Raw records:
________________

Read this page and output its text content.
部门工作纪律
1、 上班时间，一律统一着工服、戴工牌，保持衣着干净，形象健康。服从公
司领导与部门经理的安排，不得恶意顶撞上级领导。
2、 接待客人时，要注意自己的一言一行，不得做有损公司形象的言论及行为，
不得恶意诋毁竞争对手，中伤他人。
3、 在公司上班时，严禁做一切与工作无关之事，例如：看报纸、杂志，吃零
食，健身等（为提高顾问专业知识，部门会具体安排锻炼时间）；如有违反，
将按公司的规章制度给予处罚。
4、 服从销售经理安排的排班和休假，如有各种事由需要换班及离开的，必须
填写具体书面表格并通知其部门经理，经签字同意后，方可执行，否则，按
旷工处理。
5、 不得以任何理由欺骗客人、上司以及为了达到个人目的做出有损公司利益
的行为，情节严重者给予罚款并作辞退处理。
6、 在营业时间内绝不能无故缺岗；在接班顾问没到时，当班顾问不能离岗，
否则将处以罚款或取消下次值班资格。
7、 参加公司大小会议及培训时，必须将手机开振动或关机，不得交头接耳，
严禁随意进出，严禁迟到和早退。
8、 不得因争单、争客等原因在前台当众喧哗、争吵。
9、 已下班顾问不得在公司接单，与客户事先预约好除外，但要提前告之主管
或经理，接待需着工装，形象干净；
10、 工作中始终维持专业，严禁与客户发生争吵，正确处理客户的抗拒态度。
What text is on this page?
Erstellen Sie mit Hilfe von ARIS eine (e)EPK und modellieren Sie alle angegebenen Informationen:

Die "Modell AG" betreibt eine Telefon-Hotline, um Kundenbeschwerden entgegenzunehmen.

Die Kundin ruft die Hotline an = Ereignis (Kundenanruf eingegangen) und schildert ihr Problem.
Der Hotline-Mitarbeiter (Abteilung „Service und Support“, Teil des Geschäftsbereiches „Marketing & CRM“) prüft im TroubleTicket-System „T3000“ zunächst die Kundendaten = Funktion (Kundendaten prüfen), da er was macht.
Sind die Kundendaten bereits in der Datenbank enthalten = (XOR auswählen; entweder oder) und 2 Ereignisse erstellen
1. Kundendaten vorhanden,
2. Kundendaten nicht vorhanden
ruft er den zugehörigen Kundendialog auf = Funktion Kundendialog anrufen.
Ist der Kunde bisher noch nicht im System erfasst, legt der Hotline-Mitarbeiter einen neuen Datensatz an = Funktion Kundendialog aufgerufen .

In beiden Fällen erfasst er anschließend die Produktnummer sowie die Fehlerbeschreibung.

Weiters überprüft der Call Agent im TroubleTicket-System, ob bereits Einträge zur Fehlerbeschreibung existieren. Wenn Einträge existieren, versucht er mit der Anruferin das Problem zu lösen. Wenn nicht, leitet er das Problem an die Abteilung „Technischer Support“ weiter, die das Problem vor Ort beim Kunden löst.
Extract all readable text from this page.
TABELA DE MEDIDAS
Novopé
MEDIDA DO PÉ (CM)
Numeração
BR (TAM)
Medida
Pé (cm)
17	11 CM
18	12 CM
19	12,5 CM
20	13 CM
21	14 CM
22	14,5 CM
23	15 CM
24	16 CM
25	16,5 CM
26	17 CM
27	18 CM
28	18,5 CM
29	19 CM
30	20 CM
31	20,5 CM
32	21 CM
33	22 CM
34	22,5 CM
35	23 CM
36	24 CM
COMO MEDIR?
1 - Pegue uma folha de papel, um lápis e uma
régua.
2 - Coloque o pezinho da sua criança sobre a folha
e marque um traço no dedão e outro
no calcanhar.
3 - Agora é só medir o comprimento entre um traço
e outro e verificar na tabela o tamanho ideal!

________________

## EXERCISE GOAL
Repeat each entry word for word.

## WRITTEN RESPONSE
Read this page and output its text content.
部门工作纪律
1、 上班时间，一律统一着工服、戴工牌，保持衣着干净，形象健康。服从公
司领导与部门经理的安排，不得恶意顶撞上级领导。
2、 接待客人时，要注意自己的一言一行，不得做有损公司形象的言论及行为，
不得恶意诋毁竞争对手，中伤他人。
3、 在公司上班时，严禁做一切与工作无关之事，例如：看报纸、杂志，吃零
食，健身等（为提高顾问专业知识，部门会具体安排锻炼时间）；如有违反，
将按公司的规章制度给予处罚。
4、 服从销售经理安排的排班和休假，如有各种事由需要换班及离开的，必须
填写具体书面表格并通知其部门经理，经签字同意后，方可执行，否则，按
旷工处理。
5、 不得以任何理由欺骗客人、上司以及为了达到个人目的做出有损公司利益
的行为，情节严重者给予罚款并作辞退处理。
6、 在营业时间内绝不能无故缺岗；在接班顾问没到时，当班顾问不能离岗，
否则将处以罚款或取消下次值班资格。
7、 参加公司大小会议及培训时，必须将手机开振动或关机，不得交头接耳，
严禁随意进出，严禁迟到和早退。
8、 不得因争单、争客等原因在前台当众喧哗、争吵。
9、 已下班顾问不得在公司接单，与客户事先预约好除外，但要提前告之主管
或经理，接待需着工装，形象干净；
10、 工作中始终维持专业，严禁与客户发生争吵，正确处理客户的抗拒态度。
What text is on this page?
Erstellen Sie mit Hilfe von ARIS eine (e)EPK und modellieren Sie alle angegebenen Informationen:

Die "Modell AG" betreibt eine Telefon-Hotline, um Kundenbeschwerden entgegenzunehmen.

Die Kundin ruft die Hotline an = Ereignis (Kundenanruf eingegangen) und schildert ihr Problem.
Der Hotline-Mitarbeiter (Abteilung „Service und Support“, Teil des Geschäftsbereiches „Marketing & CRM“) prüft im TroubleTicket-System „T3000“ zunächst die Kundendaten = Funktion (Kundendaten prüfen), da er was macht.
Sind die Kundendaten bereits in der Datenbank enthalten = (XOR auswählen; entweder oder) und 2 Ereignisse erstellen
1. Kundendaten vorhanden,
2. Kundendaten nicht vorhanden
ruft er den zugehörigen Kundendialog auf = Funktion Kundendialog anrufen.
Ist der Kunde bisher noch nicht im System erfasst, legt der Hotline-Mitarbeiter einen neuen Datensatz an = Funktion Kundendialog aufgerufen .

In beiden Fällen erfasst er anschließend die Produktnummer sowie die Fehlerbeschreibung.

Weiters überprüft der Call Agent im TroubleTicket-System, ob bereits Einträge zur Fehlerbeschreibung existieren. Wenn Einträge existieren, versucht er mit der Anruferin das Problem zu lösen. Wenn nicht, leitet er das Problem an die Abteilung „Technischer Support“ weiter, die das Problem vor Ort beim Kunden löst.
Extract all readable text from this page.
TABELA DE MEDIDAS
Novopé
MEDIDA DO PÉ (CM)
Numeração
BR (TAM)
Medida
Pé (cm)
17	11 CM
18	12 CM
19	12,5 CM
20	13 CM
21	14 CM
22	14,5 CM
23	15 CM
24	16 CM
25	16,5 CM
26	17 CM
27	18 CM
28	18,5 CM
29	19 CM
30	20 CM
31	20,5 CM
32	21 CM
33	22 CM
34	22,5 CM
35	23 CM
36	24 CM
COMO MEDIR?
1 - Pegue uma folha de papel, um lápis e uma
régua.
2 - Coloque o pezinho da sua criança sobre a folha
e marque um traço no dedão e outro
no calcanhar.
3 - Agora é só medir o comprimento entre um traço
e outro e verificar na tabela o tamanho ideal!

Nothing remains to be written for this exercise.